• _PROBLEM DESCRIPTION_
Select lines where the word "niños" appears.

--- start of DATASET ROWS ---

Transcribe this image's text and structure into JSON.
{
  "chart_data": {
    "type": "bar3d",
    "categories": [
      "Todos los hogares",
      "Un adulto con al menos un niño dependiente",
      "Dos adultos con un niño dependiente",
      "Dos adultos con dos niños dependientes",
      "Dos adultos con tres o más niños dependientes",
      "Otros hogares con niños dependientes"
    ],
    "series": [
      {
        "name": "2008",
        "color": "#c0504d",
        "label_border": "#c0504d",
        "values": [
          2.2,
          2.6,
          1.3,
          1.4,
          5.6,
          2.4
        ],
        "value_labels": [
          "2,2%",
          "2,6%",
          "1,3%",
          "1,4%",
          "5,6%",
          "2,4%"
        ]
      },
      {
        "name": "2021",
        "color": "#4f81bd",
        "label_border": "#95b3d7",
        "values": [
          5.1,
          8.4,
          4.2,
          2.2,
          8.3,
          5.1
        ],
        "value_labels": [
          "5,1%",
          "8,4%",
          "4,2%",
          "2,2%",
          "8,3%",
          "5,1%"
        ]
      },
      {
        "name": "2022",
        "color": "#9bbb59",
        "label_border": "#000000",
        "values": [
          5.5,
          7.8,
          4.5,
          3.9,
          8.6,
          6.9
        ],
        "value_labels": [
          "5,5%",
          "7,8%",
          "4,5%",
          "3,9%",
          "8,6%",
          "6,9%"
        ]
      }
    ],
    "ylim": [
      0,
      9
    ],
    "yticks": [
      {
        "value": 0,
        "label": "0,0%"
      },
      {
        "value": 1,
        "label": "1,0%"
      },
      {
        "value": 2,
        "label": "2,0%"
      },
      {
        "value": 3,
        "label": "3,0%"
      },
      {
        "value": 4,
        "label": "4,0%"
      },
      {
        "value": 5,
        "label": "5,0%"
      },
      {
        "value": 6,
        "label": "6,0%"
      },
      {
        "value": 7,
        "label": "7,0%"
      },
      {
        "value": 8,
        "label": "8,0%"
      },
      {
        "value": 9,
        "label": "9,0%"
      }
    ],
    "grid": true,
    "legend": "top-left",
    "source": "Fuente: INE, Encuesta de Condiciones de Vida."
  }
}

--- end of DATASET ROWS ---
--- start of DATASET ROWS ---

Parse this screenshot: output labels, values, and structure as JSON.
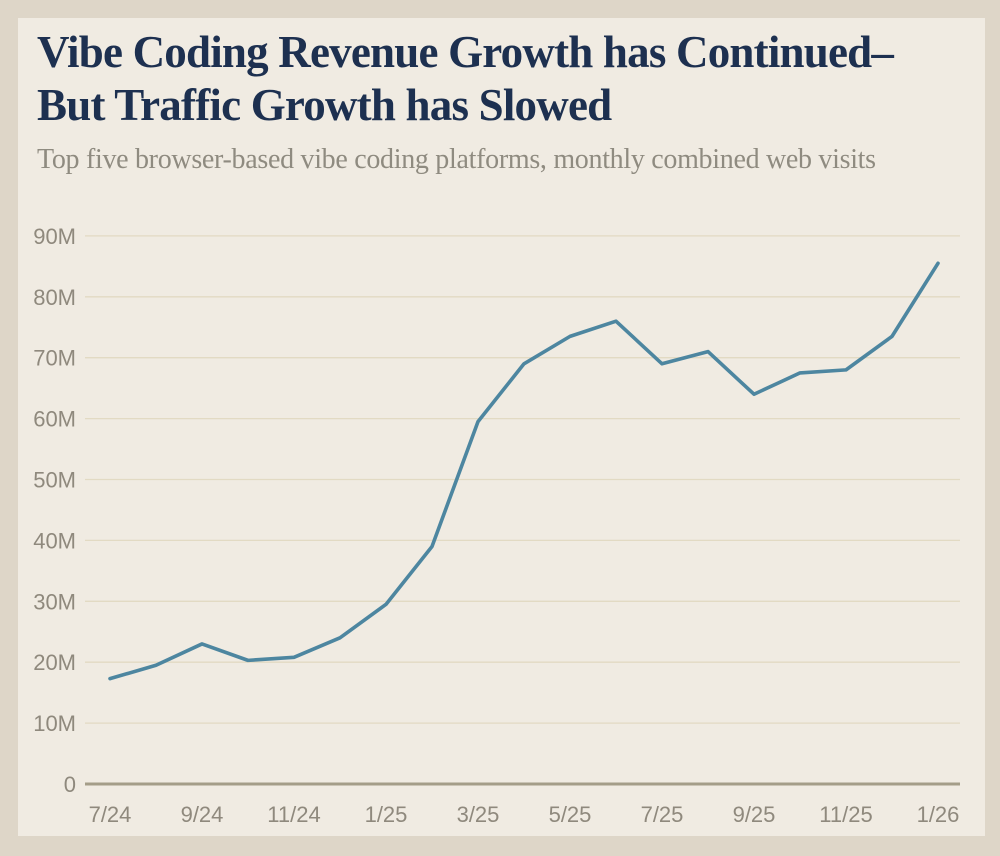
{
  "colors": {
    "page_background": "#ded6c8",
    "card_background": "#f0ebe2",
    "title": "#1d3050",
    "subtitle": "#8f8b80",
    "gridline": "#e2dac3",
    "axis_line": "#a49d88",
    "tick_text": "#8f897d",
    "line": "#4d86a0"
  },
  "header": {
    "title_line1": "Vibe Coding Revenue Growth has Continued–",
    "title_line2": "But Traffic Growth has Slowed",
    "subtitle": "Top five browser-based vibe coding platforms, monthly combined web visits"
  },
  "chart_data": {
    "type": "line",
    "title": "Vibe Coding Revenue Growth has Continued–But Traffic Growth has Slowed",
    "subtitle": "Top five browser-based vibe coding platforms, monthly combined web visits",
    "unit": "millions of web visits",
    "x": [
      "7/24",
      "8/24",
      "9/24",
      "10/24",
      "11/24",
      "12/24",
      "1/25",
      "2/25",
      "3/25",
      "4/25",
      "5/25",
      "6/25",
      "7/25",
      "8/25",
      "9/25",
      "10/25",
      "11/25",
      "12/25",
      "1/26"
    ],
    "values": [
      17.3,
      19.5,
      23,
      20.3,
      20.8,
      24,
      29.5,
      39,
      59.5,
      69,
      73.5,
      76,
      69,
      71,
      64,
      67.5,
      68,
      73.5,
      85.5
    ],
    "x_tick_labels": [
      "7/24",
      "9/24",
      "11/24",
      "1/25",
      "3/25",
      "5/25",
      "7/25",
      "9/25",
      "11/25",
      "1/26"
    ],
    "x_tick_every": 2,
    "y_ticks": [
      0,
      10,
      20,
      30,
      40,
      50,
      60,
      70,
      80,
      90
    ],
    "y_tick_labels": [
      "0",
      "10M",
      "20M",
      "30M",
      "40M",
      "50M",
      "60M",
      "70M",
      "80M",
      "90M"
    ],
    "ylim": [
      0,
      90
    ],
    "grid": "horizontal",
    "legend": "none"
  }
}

--- end of DATASET ROWS ---

• _ANSWER IN FULL_
      "Dos adultos con dos niños dependientes",
      "Dos adultos con tres o más niños dependientes",
      "Otros hogares con niños dependientes"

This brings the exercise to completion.